### Directions for this task
Search the records for "Governance". Copy every line where it appears.

begin Material for the task

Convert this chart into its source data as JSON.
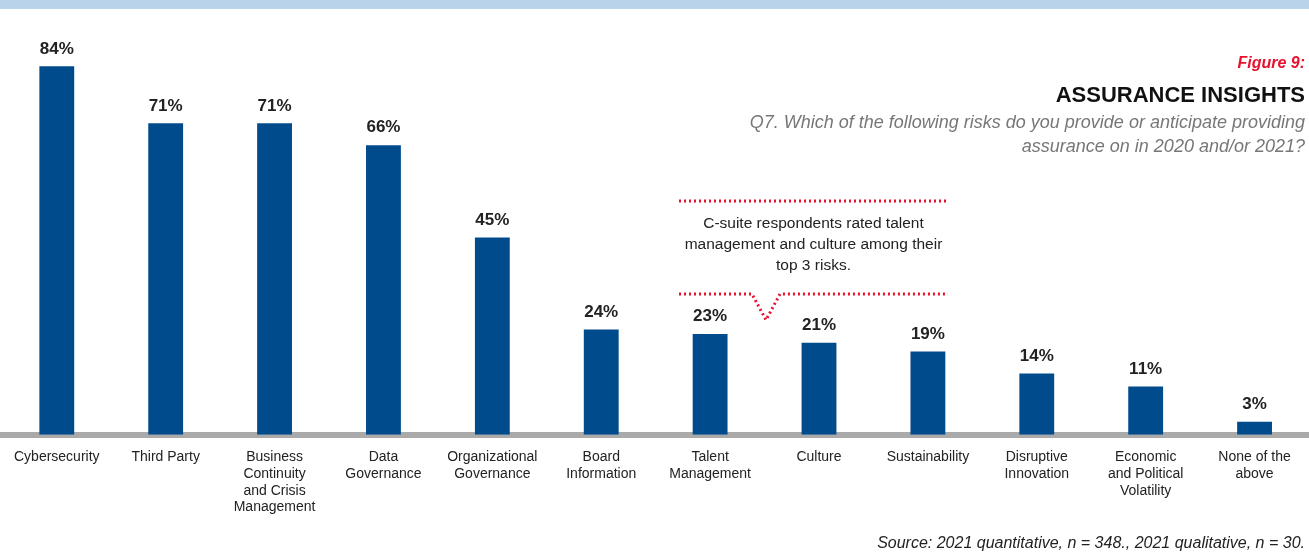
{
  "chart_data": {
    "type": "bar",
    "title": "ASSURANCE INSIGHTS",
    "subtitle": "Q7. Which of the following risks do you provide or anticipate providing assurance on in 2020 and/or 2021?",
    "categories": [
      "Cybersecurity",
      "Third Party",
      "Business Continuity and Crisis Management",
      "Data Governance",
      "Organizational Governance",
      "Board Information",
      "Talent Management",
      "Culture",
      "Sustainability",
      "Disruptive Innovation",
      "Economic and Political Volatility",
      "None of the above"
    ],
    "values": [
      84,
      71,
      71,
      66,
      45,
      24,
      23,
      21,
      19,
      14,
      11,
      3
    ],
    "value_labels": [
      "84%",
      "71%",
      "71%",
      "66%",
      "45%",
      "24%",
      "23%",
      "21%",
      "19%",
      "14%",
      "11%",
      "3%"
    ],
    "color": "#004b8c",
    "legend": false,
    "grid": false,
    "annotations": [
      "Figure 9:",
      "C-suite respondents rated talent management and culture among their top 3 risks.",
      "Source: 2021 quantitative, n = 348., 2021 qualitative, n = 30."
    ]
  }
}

end Material for the task
begin Material for the task

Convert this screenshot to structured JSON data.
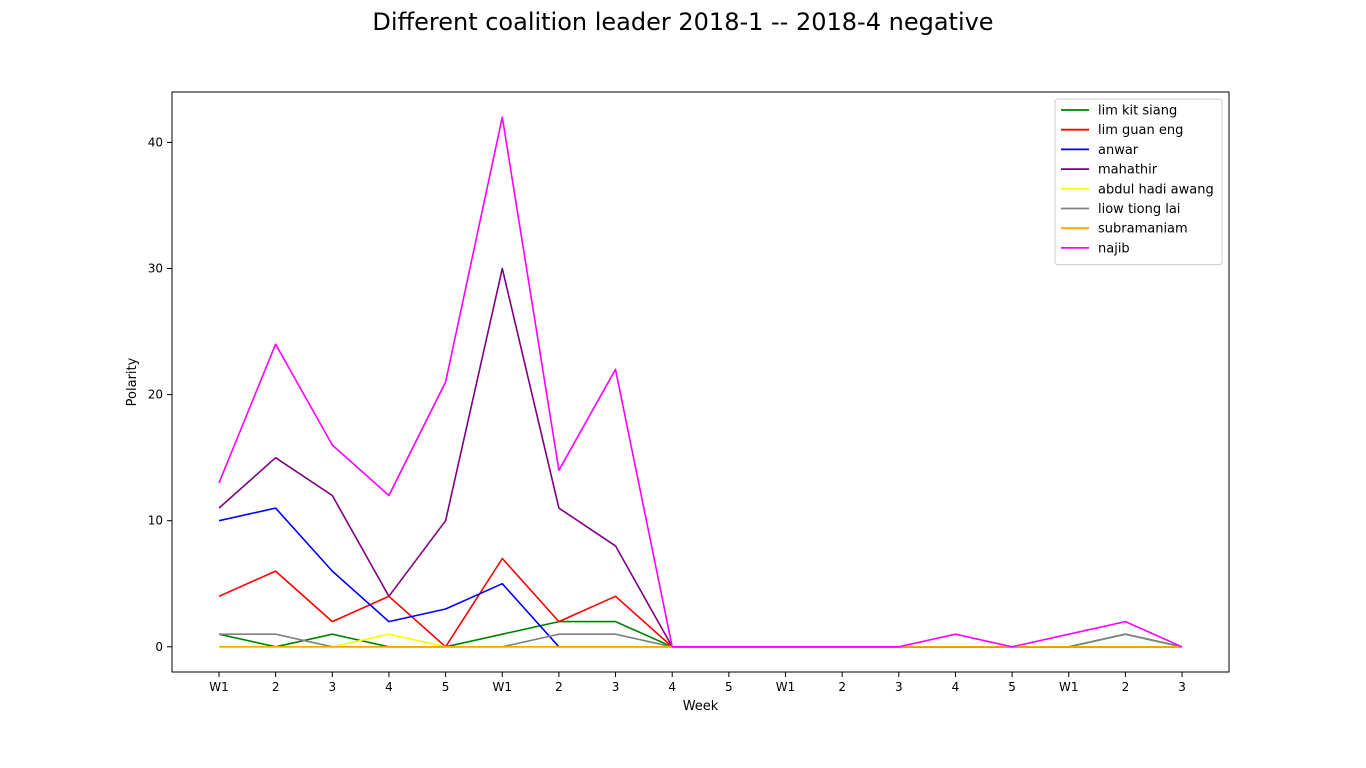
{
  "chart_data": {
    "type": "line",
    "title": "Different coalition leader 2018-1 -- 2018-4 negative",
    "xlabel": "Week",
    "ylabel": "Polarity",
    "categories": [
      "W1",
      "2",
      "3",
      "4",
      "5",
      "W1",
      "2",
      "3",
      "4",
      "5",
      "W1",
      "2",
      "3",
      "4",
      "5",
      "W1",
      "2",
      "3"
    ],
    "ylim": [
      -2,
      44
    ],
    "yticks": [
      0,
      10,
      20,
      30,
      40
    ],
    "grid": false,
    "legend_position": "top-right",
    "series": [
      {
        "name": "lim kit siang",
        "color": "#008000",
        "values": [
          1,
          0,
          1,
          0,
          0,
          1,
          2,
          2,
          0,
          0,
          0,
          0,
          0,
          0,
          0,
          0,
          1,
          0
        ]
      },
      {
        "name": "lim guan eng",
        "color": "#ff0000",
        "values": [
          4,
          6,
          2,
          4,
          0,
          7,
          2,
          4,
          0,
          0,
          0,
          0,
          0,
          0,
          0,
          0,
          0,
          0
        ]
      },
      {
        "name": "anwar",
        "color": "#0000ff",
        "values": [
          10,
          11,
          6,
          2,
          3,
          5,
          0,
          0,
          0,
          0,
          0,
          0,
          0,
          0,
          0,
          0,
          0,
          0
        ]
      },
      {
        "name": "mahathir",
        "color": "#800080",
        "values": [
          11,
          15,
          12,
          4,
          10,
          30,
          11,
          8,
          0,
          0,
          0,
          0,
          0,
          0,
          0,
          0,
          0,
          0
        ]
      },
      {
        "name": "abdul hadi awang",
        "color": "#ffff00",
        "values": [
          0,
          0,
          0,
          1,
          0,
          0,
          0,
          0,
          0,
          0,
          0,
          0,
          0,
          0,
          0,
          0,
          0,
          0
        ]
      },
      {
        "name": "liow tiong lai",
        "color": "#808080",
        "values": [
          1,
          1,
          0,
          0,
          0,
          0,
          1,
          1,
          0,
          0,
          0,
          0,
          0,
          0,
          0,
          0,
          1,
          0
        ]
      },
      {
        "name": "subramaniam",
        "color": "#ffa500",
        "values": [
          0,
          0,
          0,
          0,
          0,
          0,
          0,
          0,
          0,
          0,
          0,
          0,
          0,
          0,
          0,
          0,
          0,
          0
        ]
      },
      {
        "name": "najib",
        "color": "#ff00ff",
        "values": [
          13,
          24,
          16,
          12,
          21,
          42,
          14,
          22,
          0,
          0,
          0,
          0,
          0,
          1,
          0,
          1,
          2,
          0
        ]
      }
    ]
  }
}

end Material for the task

### Completed task
      "Data Governance",
      "Organizational Governance",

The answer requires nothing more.